**Stated exercise:**
Output the lines of the records below exactly as they appear, starting at the first line of the records and ending at the line that contains "network-drive-tile[interactable]: SFTP (U:)", with both of those lines included.

──────── Recorded information

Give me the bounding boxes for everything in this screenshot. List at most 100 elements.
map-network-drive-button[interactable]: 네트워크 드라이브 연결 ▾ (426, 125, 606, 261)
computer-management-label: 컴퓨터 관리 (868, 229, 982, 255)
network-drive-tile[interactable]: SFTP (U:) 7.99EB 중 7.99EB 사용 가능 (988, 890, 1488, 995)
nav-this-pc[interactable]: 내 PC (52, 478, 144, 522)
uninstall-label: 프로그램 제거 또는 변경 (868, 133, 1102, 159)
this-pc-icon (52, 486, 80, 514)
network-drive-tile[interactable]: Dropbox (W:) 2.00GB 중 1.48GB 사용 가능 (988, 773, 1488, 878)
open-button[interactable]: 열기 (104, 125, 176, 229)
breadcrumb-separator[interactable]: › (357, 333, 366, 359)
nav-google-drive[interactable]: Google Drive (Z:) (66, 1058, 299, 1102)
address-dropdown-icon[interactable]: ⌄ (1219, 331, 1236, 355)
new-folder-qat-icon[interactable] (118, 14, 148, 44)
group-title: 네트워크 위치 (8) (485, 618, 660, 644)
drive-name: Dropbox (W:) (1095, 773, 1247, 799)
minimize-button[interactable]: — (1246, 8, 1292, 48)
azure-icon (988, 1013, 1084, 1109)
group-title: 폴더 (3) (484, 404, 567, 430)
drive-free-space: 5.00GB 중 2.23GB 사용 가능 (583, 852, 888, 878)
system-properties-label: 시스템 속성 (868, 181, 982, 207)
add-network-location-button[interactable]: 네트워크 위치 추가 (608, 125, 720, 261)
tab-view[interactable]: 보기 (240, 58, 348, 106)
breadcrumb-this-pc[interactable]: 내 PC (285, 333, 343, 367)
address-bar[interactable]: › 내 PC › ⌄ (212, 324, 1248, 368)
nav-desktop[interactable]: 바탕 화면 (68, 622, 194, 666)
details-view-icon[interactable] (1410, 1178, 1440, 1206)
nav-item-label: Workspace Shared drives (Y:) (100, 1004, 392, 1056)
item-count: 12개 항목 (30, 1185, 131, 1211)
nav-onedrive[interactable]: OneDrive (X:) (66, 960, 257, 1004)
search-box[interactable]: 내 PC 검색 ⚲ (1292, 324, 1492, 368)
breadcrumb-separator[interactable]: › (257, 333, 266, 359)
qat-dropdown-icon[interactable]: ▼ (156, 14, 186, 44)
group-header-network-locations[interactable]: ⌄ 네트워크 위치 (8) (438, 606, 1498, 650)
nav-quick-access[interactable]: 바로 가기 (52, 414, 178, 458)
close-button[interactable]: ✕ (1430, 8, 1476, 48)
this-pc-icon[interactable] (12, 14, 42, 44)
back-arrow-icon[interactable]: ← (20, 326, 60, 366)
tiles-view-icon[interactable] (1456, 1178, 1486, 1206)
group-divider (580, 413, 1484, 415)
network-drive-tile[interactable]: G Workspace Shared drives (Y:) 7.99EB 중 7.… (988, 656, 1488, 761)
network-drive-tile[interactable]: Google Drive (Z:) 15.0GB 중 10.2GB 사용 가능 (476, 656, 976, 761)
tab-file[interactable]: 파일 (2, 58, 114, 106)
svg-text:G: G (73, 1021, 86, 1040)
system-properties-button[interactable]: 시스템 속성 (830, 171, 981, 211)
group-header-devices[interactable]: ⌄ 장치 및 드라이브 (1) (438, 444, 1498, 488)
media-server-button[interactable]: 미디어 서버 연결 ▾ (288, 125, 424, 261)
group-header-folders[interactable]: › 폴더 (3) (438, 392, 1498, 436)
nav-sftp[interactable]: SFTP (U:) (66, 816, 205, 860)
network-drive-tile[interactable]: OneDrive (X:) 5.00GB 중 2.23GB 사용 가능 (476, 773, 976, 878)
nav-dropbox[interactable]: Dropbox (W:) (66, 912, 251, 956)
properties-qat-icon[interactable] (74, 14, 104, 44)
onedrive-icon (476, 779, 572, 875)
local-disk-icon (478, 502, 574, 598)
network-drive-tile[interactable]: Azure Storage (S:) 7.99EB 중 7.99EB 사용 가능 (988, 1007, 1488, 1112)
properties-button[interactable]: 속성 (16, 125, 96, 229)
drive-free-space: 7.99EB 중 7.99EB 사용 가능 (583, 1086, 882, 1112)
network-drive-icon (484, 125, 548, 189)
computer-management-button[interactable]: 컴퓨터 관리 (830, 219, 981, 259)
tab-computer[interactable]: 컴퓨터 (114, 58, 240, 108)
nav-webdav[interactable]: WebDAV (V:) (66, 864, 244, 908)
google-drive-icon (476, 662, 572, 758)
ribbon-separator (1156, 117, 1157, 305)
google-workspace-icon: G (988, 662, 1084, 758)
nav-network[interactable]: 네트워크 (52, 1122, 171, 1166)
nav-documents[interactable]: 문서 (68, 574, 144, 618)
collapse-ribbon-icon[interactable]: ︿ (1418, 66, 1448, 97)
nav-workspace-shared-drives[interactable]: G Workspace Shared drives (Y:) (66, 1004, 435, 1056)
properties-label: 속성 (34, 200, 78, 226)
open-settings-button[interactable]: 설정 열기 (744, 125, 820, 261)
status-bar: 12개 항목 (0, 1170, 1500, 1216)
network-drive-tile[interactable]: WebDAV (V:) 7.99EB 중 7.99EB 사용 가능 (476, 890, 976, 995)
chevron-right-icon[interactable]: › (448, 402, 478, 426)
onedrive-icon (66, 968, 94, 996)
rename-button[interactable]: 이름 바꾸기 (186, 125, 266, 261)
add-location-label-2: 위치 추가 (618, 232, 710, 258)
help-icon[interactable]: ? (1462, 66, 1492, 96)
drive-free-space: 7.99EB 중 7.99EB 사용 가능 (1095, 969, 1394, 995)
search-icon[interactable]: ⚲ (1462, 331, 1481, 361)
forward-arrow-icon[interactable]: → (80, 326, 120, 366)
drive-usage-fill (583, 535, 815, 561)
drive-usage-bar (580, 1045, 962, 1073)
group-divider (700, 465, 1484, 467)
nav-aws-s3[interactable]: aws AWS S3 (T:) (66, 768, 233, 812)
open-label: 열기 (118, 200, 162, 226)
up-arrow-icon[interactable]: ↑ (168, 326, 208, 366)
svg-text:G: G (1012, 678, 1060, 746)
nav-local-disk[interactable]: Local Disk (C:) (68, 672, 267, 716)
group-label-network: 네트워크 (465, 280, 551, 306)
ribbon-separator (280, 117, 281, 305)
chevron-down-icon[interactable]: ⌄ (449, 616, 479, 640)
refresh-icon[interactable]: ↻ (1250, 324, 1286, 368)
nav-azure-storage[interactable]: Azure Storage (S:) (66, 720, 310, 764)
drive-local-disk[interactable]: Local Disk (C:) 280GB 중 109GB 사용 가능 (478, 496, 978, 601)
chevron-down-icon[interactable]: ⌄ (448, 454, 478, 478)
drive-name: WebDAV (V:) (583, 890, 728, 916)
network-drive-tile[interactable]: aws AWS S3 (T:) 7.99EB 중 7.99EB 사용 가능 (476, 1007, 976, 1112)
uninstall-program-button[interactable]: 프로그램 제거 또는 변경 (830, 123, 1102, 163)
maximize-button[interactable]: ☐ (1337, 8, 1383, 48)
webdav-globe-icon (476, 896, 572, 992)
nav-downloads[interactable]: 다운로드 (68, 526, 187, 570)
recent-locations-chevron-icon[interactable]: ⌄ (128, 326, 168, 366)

────────────────

**Solved problem:**
Give me the bounding boxes for everything in this screenshot. List at most 100 elements.
map-network-drive-button[interactable]: 네트워크 드라이브 연결 ▾ (426, 125, 606, 261)
computer-management-label: 컴퓨터 관리 (868, 229, 982, 255)
network-drive-tile[interactable]: SFTP (U:) 7.99EB 중 7.99EB 사용 가능 (988, 890, 1488, 995)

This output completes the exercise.